• Exercise goal:
Reproduce everything in the blog post about the US progressive blogosphere from "How leftist or" down to "and awards. Yay!", word for word.

• Exercise text:
What is it, do American political bloggers feel their ideas have no legitimacy unless uttered by someone with a string of self-awarded titles, prizes and qualifications, or alternatively, someone who’s down with the Kos crew?

How is that ‘left’? How is that ‘open’? All posts are to be vetted by Kos loyalists – while I’m all for new political space being opened up, where’s the democratic accountability when what’s written must be pre-approved by a political cabal?

I don’t disagree entirely with Bowers’ and Stoller’s analysis of the development of the US progressive blogosphere but it is just that: the US political blogosphere, and the US political blogosphere is not the be-all and end-all of politics.

The left is much, much bigger, less insular and more international than a few Kossacks and their friends in the media. Note to Chris and Matt and their US progressive blogmates: it’s not all about you.

It’s the sheer bloody self-importance and arrogance of it all that gets to me. This about sums it up:

“…. has become a near impossibility for a new independent, individual actor to join the elite ranks of the national, progressive political blogosphere.”

That it is an impossibility may be true – but that Bowers sees it as essential that an elite exists to be promoted to says that this effort isn’t about opening up poilitical space for the masses, this is about making the elite even more elite. What’s ironic is that Bowers and Stoller seem to think that this is a good thing, a groundbreaking thing that they’re doing. But then they are are sensible liberals, more noted for reformist policy wonkery and process politics than anti-imperialism.

But no, sorry. It’s meet the new establishment, same as the old.

Rather than acknowledge their own roles – and that of other self-styled public intellectuals up the arse of the Democratic party- in creating the crystallisation of privilege and the exclusion of ‘lesser’ voices from the public discourse which they describe (years after everyone else noticed), they’re seeking to appear populist, whilst in reality being nothing of the sort.

Oh and btw, they’re using Sitemeter, so it means anyone visiting the blog gets infected with the Specificclick dataminer.

How leftist or open is that?

RIP Jim and To Hell With Sensible Liberals

Susie Madrak has a terrific post up at the Huffpo (yes, I know, but where better to get to the sensible liberals and smug parlour pinks?

Do I have your attention? Good.

I would like to point out the utter injustice of a Democratic political system that is very, very happy to take the money and volunteers the blogosphere sends its way, and in return, we get… um….

Invitations to appear at places most of us can’t even afford to travel, with no way to pay for a hotel — unless you’re an A-list blogger.

Oh, and awards. Yay!

A small handful of top bloggers gets some help: Fellowships, stipends, consulting gigs. The rest of us? Bubkis.

There is not even a little doubt in my mind that, if The Rittenhouse Review’s Jim Capozzola had remained a Republican, he’d be alive right now. He would have been in a well-paid think tank job, living the high life. (He did, after all, have a masters degree in foreign policy.) Most importantly, he would have had health insurance for the past six years.

And what did his talent and dedication get him on the liberal side of the political noise machine? Some free books. A life that, as intellectually stimulating as it was, reduced him to living on the charity of strangers.

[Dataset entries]
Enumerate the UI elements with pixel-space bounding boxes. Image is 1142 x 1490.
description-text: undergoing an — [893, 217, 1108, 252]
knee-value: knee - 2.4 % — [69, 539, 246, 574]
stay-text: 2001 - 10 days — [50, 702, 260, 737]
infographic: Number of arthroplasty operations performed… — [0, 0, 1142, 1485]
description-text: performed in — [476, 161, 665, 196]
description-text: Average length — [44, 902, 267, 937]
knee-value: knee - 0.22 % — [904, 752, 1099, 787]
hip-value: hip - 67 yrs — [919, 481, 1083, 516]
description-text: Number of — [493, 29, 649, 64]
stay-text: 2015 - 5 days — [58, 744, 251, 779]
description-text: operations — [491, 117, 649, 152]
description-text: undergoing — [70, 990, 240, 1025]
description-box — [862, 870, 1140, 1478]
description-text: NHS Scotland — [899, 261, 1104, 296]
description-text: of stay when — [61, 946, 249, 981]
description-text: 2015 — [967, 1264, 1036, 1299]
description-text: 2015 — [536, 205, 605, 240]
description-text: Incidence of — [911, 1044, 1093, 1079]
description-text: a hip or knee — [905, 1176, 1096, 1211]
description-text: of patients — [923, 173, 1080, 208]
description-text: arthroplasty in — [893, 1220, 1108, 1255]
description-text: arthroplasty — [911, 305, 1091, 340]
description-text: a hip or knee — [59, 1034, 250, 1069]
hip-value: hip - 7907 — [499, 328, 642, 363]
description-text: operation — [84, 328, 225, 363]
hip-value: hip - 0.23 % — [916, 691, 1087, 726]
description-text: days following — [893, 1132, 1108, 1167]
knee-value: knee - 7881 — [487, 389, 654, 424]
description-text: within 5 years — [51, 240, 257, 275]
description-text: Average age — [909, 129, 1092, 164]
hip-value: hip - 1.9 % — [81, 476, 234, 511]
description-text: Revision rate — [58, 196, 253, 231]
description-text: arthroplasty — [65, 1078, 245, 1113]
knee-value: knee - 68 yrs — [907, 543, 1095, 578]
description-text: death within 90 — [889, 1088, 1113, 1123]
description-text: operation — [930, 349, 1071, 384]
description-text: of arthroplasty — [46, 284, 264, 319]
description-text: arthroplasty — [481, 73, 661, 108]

• Exercise response:
How leftist or open is that?

RIP Jim and To Hell With Sensible Liberals

Susie Madrak has a terrific post up at the Huffpo (yes, I know, but where better to get to the sensible liberals and smug parlour pinks?

Do I have your attention? Good.

I would like to point out the utter injustice of a Democratic political system that is very, very happy to take the money and volunteers the blogosphere sends its way, and in return, we get… um….

Invitations to appear at places most of us can’t even afford to travel, with no way to pay for a hotel — unless you’re an A-list blogger.

Oh, and awards. Yay!